Collected data:
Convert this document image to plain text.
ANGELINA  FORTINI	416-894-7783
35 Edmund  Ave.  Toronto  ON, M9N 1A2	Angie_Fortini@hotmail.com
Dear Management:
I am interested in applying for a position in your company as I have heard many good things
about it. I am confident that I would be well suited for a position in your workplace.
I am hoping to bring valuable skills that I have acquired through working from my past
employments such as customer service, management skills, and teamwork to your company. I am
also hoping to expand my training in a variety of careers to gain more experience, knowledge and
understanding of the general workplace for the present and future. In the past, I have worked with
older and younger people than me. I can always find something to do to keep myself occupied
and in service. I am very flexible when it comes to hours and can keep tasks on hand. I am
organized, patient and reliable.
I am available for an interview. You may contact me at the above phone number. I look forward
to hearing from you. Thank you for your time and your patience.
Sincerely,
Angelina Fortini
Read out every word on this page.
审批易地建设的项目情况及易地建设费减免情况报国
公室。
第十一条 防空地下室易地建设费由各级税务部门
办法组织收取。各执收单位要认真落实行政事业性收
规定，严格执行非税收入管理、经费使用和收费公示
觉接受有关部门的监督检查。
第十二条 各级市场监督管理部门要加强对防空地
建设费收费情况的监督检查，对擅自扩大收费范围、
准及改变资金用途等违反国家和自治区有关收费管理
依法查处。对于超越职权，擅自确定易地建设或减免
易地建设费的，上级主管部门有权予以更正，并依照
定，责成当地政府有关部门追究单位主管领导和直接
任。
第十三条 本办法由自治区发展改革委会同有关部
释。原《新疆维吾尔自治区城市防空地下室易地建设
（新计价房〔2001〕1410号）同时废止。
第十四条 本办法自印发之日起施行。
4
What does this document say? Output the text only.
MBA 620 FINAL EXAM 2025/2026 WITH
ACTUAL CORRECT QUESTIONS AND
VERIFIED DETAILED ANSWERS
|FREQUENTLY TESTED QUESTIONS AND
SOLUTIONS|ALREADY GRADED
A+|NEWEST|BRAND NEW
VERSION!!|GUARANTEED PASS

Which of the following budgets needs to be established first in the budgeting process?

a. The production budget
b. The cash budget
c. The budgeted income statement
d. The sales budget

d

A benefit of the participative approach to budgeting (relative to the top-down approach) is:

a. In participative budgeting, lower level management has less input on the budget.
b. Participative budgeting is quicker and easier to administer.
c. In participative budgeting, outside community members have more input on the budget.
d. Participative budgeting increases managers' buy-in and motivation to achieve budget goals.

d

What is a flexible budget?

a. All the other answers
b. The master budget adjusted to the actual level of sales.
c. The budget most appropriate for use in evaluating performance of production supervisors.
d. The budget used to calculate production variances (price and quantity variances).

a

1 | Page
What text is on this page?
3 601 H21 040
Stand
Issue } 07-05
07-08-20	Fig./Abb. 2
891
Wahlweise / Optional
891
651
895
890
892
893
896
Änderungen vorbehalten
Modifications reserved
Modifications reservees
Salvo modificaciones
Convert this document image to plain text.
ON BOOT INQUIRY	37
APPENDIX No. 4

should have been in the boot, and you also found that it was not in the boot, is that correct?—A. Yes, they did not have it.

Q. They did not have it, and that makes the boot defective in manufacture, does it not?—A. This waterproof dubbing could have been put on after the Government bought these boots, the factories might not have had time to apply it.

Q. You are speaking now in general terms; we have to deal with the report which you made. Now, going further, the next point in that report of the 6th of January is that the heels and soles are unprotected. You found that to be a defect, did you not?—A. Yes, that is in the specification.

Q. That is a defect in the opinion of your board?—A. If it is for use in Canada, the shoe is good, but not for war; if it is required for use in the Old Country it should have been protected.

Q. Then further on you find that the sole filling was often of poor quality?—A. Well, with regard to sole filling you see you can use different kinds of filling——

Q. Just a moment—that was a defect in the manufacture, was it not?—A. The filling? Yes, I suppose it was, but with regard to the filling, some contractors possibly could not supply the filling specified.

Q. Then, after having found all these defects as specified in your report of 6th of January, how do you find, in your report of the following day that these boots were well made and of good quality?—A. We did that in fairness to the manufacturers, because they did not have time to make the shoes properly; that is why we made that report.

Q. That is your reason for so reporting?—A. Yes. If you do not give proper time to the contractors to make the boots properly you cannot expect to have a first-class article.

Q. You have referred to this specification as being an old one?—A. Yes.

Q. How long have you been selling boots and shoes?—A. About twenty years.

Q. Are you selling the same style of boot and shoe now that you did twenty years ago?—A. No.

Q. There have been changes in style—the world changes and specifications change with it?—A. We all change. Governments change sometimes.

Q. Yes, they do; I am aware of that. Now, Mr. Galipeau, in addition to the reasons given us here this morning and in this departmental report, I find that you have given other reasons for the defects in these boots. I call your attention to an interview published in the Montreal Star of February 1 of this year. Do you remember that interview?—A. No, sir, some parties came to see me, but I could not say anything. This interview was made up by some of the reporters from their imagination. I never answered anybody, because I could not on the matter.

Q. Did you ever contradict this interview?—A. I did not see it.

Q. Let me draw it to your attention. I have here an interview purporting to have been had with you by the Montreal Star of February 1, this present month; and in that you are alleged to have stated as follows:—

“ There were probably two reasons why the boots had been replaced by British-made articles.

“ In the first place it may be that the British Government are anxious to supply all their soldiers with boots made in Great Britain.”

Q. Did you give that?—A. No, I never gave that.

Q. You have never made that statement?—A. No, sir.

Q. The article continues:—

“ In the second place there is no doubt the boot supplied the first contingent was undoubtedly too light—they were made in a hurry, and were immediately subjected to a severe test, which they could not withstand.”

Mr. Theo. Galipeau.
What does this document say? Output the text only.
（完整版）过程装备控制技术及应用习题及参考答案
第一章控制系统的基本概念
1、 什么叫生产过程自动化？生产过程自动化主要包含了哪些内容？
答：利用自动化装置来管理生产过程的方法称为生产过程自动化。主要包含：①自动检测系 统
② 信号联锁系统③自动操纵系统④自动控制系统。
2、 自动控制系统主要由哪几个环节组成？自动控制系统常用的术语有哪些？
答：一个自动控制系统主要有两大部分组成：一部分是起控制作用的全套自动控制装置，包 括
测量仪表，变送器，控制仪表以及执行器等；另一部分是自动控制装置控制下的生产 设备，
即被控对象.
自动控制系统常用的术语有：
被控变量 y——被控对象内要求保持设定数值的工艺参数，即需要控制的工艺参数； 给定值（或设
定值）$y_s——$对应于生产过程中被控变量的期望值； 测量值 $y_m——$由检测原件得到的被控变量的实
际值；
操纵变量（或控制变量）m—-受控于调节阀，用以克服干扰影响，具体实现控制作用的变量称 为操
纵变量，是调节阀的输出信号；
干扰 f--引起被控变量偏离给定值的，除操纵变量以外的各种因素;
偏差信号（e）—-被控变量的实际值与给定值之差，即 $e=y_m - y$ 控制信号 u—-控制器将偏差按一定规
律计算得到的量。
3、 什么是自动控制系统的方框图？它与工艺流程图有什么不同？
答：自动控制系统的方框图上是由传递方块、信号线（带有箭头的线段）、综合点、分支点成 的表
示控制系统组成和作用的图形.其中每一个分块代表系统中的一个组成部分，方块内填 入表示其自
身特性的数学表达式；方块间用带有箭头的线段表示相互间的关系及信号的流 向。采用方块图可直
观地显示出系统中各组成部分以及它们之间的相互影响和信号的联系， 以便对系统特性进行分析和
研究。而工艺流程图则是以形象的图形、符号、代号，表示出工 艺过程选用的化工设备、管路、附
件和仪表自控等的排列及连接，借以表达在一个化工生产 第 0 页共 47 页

WHAT NEEDS TO BE DONE: Copy down the material exactly as written.

EXERCISE OUTPUT:
Convert this document image to plain text.
ANGELINA  FORTINI	416-894-7783
35 Edmund  Ave.  Toronto  ON, M9N 1A2	Angie_Fortini@hotmail.com
Dear Management:
I am interested in applying for a position in your company as I have heard many good things
about it. I am confident that I would be well suited for a position in your workplace.
I am hoping to bring valuable skills that I have acquired through working from my past
employments such as customer service, management skills, and teamwork to your company. I am
also hoping to expand my training in a variety of careers to gain more experience, knowledge and
understanding of the general workplace for the present and future. In the past, I have worked with
older and younger people than me. I can always find something to do to keep myself occupied
and in service. I am very flexible when it comes to hours and can keep tasks on hand. I am
organized, patient and reliable.
I am available for an interview. You may contact me at the above phone number. I look forward
to hearing from you. Thank you for your time and your patience.
Sincerely,
Angelina Fortini
Read out every word on this page.
审批易地建设的项目情况及易地建设费减免情况报国
公室。
第十一条 防空地下室易地建设费由各级税务部门
办法组织收取。各执收单位要认真落实行政事业性收
规定，严格执行非税收入管理、经费使用和收费公示
觉接受有关部门的监督检查。
第十二条 各级市场监督管理部门要加强对防空地
建设费收费情况的监督检查，对擅自扩大收费范围、
准及改变资金用途等违反国家和自治区有关收费管理
依法查处。对于超越职权，擅自确定易地建设或减免
易地建设费的，上级主管部门有权予以更正，并依照
定，责成当地政府有关部门追究单位主管领导和直接
任。
第十三条 本办法由自治区发展改革委会同有关部
释。原《新疆维吾尔自治区城市防空地下室易地建设
（新计价房〔2001〕1410号）同时废止。
第十四条 本办法自印发之日起施行。
4
What does this document say? Output the text only.
MBA 620 FINAL EXAM 2025/2026 WITH
ACTUAL CORRECT QUESTIONS AND
VERIFIED DETAILED ANSWERS
|FREQUENTLY TESTED QUESTIONS AND
SOLUTIONS|ALREADY GRADED
A+|NEWEST|BRAND NEW
VERSION!!|GUARANTEED PASS

Which of the following budgets needs to be established first in the budgeting process?

a. The production budget
b. The cash budget
c. The budgeted income statement
d. The sales budget

d

A benefit of the participative approach to budgeting (relative to the top-down approach) is:

a. In participative budgeting, lower level management has less input on the budget.
b. Participative budgeting is quicker and easier to administer.
c. In participative budgeting, outside community members have more input on the budget.
d. Participative budgeting increases managers' buy-in and motivation to achieve budget goals.

d

What is a flexible budget?

a. All the other answers
b. The master budget adjusted to the actual level of sales.
c. The budget most appropriate for use in evaluating performance of production supervisors.
d. The budget used to calculate production variances (price and quantity variances).

a

1 | Page
What text is on this page?
3 601 H21 040
Stand
Issue } 07-05
07-08-20	Fig./Abb. 2
891
Wahlweise / Optional
891
651
895
890
892
893
896
Änderungen vorbehalten
Modifications reserved
Modifications reservees
Salvo modificaciones
Convert this document image to plain text.
ON BOOT INQUIRY	37
APPENDIX No. 4

should have been in the boot, and you also found that it was not in the boot, is that correct?—A. Yes, they did not have it.

Q. They did not have it, and that makes the boot defective in manufacture, does it not?—A. This waterproof dubbing could have been put on after the Government bought these boots, the factories might not have had time to apply it.

Q. You are speaking now in general terms; we have to deal with the report which you made. Now, going further, the next point in that report of the 6th of January is that the heels and soles are unprotected. You found that to be a defect, did you not?—A. Yes, that is in the specification.

Q. That is a defect in the opinion of your board?—A. If it is for use in Canada, the shoe is good, but not for war; if it is required for use in the Old Country it should have been protected.

Q. Then further on you find that the sole filling was often of poor quality?—A. Well, with regard to sole filling you see you can use different kinds of filling——

Q. Just a moment—that was a defect in the manufacture, was it not?—A. The filling? Yes, I suppose it was, but with regard to the filling, some contractors possibly could not supply the filling specified.

Q. Then, after having found all these defects as specified in your report of 6th of January, how do you find, in your report of the following day that these boots were well made and of good quality?—A. We did that in fairness to the manufacturers, because they did not have time to make the shoes properly; that is why we made that report.

Q. That is your reason for so reporting?—A. Yes. If you do not give proper time to the contractors to make the boots properly you cannot expect to have a first-class article.

Q. You have referred to this specification as being an old one?—A. Yes.

Q. How long have you been selling boots and shoes?—A. About twenty years.

Q. Are you selling the same style of boot and shoe now that you did twenty years ago?—A. No.

Q. There have been changes in style—the world changes and specifications change with it?—A. We all change. Governments change sometimes.

Q. Yes, they do; I am aware of that. Now, Mr. Galipeau, in addition to the reasons given us here this morning and in this departmental report, I find that you have given other reasons for the defects in these boots. I call your attention to an interview published in the Montreal Star of February 1 of this year. Do you remember that interview?—A. No, sir, some parties came to see me, but I could not say anything. This interview was made up by some of the reporters from their imagination. I never answered anybody, because I could not on the matter.

Q. Did you ever contradict this interview?—A. I did not see it.

Q. Let me draw it to your attention. I have here an interview purporting to have been had with you by the Montreal Star of February 1, this present month; and in that you are alleged to have stated as follows:—

“ There were probably two reasons why the boots had been replaced by British-made articles.

“ In the first place it may be that the British Government are anxious to supply all their soldiers with boots made in Great Britain.”

Q. Did you give that?—A. No, I never gave that.

Q. You have never made that statement?—A. No, sir.

Q. The article continues:—

“ In the second place there is no doubt the boot supplied the first contingent was undoubtedly too light—they were made in a hurry, and were immediately subjected to a severe test, which they could not withstand.”

Mr. Theo. Galipeau.
What does this document say? Output the text only.
（完整版）过程装备控制技术及应用习题及参考答案
第一章控制系统的基本概念
1、 什么叫生产过程自动化？生产过程自动化主要包含了哪些内容？
答：利用自动化装置来管理生产过程的方法称为生产过程自动化。主要包含：①自动检测系 统
② 信号联锁系统③自动操纵系统④自动控制系统。
2、 自动控制系统主要由哪几个环节组成？自动控制系统常用的术语有哪些？
答：一个自动控制系统主要有两大部分组成：一部分是起控制作用的全套自动控制装置，包 括
测量仪表，变送器，控制仪表以及执行器等；另一部分是自动控制装置控制下的生产 设备，
即被控对象.
自动控制系统常用的术语有：
被控变量 y——被控对象内要求保持设定数值的工艺参数，即需要控制的工艺参数； 给定值（或设
定值）$y_s——$对应于生产过程中被控变量的期望值； 测量值 $y_m——$由检测原件得到的被控变量的实
际值；
操纵变量（或控制变量）m—-受控于调节阀，用以克服干扰影响，具体实现控制作用的变量称 为操
纵变量，是调节阀的输出信号；
干扰 f--引起被控变量偏离给定值的，除操纵变量以外的各种因素;
偏差信号（e）—-被控变量的实际值与给定值之差，即 $e=y_m - y$ 控制信号 u—-控制器将偏差按一定规
律计算得到的量。
3、 什么是自动控制系统的方框图？它与工艺流程图有什么不同？
答：自动控制系统的方框图上是由传递方块、信号线（带有箭头的线段）、综合点、分支点成 的表
示控制系统组成和作用的图形.其中每一个分块代表系统中的一个组成部分，方块内填 入表示其自
身特性的数学表达式；方块间用带有箭头的线段表示相互间的关系及信号的流 向。采用方块图可直
观地显示出系统中各组成部分以及它们之间的相互影响和信号的联系， 以便对系统特性进行分析和
研究。而工艺流程图则是以形象的图形、符号、代号，表示出工 艺过程选用的化工设备、管路、附
件和仪表自控等的排列及连接，借以表达在一个化工生产 第 0 页共 47 页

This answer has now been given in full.